* [Exercise objective] Below are some entries; can you quote all of them exactly?
***** Record extracts *****
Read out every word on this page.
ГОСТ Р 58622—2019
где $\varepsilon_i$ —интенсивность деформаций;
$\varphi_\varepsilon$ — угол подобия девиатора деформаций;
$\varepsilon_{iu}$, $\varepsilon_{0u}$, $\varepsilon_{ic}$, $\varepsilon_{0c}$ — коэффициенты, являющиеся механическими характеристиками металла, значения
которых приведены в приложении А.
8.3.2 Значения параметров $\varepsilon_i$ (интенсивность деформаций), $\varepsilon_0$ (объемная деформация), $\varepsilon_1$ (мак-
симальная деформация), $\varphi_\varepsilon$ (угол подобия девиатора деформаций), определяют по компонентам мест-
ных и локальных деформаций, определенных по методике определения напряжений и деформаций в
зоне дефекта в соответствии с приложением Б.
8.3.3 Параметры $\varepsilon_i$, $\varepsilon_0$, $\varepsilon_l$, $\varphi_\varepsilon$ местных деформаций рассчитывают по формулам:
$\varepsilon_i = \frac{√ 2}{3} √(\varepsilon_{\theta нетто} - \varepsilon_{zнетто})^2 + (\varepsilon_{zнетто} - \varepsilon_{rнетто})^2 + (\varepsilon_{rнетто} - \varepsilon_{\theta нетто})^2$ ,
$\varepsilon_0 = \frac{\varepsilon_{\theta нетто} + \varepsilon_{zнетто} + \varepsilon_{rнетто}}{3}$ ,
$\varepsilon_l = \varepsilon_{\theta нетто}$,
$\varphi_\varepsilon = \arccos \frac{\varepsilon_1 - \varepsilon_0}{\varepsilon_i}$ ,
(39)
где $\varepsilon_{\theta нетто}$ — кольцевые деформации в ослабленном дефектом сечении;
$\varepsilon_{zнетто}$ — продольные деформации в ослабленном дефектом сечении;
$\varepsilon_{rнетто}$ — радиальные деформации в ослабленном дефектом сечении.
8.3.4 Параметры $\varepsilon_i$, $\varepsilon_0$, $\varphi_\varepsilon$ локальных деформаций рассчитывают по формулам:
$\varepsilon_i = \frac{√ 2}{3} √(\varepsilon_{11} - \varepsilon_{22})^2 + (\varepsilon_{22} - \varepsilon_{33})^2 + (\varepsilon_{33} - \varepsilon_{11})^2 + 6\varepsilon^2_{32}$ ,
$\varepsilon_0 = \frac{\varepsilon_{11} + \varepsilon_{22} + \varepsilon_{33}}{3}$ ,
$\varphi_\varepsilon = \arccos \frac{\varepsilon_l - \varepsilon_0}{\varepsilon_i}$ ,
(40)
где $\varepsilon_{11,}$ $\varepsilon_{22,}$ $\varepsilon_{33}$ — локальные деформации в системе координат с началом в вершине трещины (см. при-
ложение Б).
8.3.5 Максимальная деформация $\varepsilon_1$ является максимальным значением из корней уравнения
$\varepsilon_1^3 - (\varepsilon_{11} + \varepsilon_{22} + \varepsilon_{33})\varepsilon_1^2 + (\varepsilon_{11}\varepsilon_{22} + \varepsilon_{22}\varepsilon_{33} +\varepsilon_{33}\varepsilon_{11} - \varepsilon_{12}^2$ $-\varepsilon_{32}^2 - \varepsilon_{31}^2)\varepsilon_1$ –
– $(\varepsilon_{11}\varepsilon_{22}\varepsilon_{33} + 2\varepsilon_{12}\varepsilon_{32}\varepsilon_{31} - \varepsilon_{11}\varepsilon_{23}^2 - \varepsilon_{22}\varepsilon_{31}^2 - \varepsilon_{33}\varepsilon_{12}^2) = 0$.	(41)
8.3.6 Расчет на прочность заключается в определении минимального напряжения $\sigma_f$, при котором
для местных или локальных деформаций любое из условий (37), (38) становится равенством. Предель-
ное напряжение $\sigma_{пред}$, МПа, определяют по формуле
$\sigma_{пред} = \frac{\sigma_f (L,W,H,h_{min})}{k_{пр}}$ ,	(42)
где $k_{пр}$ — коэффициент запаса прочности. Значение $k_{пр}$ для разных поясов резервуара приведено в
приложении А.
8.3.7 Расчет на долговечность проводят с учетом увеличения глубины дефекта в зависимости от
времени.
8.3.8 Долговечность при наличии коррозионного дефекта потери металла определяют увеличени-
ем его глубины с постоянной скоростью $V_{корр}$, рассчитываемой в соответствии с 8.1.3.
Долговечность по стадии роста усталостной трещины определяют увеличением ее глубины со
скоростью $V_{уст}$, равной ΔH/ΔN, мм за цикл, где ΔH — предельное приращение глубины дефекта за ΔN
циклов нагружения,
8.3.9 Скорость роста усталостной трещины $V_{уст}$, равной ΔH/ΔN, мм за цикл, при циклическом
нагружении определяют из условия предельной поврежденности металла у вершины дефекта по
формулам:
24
*****
* [The completed task]
Read out every word on this page.
ГОСТ Р 58622—2019
где $\varepsilon_i$ —интенсивность деформаций;
$\varphi_\varepsilon$ — угол подобия девиатора деформаций;
$\varepsilon_{iu}$, $\varepsilon_{0u}$, $\varepsilon_{ic}$, $\varepsilon_{0c}$ — коэффициенты, являющиеся механическими характеристиками металла, значения
которых приведены в приложении А.
8.3.2 Значения параметров $\varepsilon_i$ (интенсивность деформаций), $\varepsilon_0$ (объемная деформация), $\varepsilon_1$ (мак-
симальная деформация), $\varphi_\varepsilon$ (угол подобия девиатора деформаций), определяют по компонентам мест-
ных и локальных деформаций, определенных по методике определения напряжений и деформаций в
зоне дефекта в соответствии с приложением Б.
8.3.3 Параметры $\varepsilon_i$, $\varepsilon_0$, $\varepsilon_l$, $\varphi_\varepsilon$ местных деформаций рассчитывают по формулам:
$\varepsilon_i = \frac{√ 2}{3} √(\varepsilon_{\theta нетто} - \varepsilon_{zнетто})^2 + (\varepsilon_{zнетто} - \varepsilon_{rнетто})^2 + (\varepsilon_{rнетто} - \varepsilon_{\theta нетто})^2$ ,
$\varepsilon_0 = \frac{\varepsilon_{\theta нетто} + \varepsilon_{zнетто} + \varepsilon_{rнетто}}{3}$ ,
$\varepsilon_l = \varepsilon_{\theta нетто}$,
$\varphi_\varepsilon = \arccos \frac{\varepsilon_1 - \varepsilon_0}{\varepsilon_i}$ ,
(39)
где $\varepsilon_{\theta нетто}$ — кольцевые деформации в ослабленном дефектом сечении;
$\varepsilon_{zнетто}$ — продольные деформации в ослабленном дефектом сечении;
$\varepsilon_{rнетто}$ — радиальные деформации в ослабленном дефектом сечении.
8.3.4 Параметры $\varepsilon_i$, $\varepsilon_0$, $\varphi_\varepsilon$ локальных деформаций рассчитывают по формулам:
$\varepsilon_i = \frac{√ 2}{3} √(\varepsilon_{11} - \varepsilon_{22})^2 + (\varepsilon_{22} - \varepsilon_{33})^2 + (\varepsilon_{33} - \varepsilon_{11})^2 + 6\varepsilon^2_{32}$ ,
$\varepsilon_0 = \frac{\varepsilon_{11} + \varepsilon_{22} + \varepsilon_{33}}{3}$ ,
$\varphi_\varepsilon = \arccos \frac{\varepsilon_l - \varepsilon_0}{\varepsilon_i}$ ,
(40)
где $\varepsilon_{11,}$ $\varepsilon_{22,}$ $\varepsilon_{33}$ — локальные деформации в системе координат с началом в вершине трещины (см. при-
ложение Б).
8.3.5 Максимальная деформация $\varepsilon_1$ является максимальным значением из корней уравнения
$\varepsilon_1^3 - (\varepsilon_{11} + \varepsilon_{22} + \varepsilon_{33})\varepsilon_1^2 + (\varepsilon_{11}\varepsilon_{22} + \varepsilon_{22}\varepsilon_{33} +\varepsilon_{33}\varepsilon_{11} - \varepsilon_{12}^2$ $-\varepsilon_{32}^2 - \varepsilon_{31}^2)\varepsilon_1$ –
– $(\varepsilon_{11}\varepsilon_{22}\varepsilon_{33} + 2\varepsilon_{12}\varepsilon_{32}\varepsilon_{31} - \varepsilon_{11}\varepsilon_{23}^2 - \varepsilon_{22}\varepsilon_{31}^2 - \varepsilon_{33}\varepsilon_{12}^2) = 0$.	(41)
8.3.6 Расчет на прочность заключается в определении минимального напряжения $\sigma_f$, при котором
для местных или локальных деформаций любое из условий (37), (38) становится равенством. Предель-
ное напряжение $\sigma_{пред}$, МПа, определяют по формуле
$\sigma_{пред} = \frac{\sigma_f (L,W,H,h_{min})}{k_{пр}}$ ,	(42)
где $k_{пр}$ — коэффициент запаса прочности. Значение $k_{пр}$ для разных поясов резервуара приведено в
приложении А.
8.3.7 Расчет на долговечность проводят с учетом увеличения глубины дефекта в зависимости от
времени.
8.3.8 Долговечность при наличии коррозионного дефекта потери металла определяют увеличени-
ем его глубины с постоянной скоростью $V_{корр}$, рассчитываемой в соответствии с 8.1.3.
Долговечность по стадии роста усталостной трещины определяют увеличением ее глубины со
скоростью $V_{уст}$, равной ΔH/ΔN, мм за цикл, где ΔH — предельное приращение глубины дефекта за ΔN
циклов нагружения,
8.3.9 Скорость роста усталостной трещины $V_{уст}$, равной ΔH/ΔN, мм за цикл, при циклическом
нагружении определяют из условия предельной поврежденности металла у вершины дефекта по
формулам:
24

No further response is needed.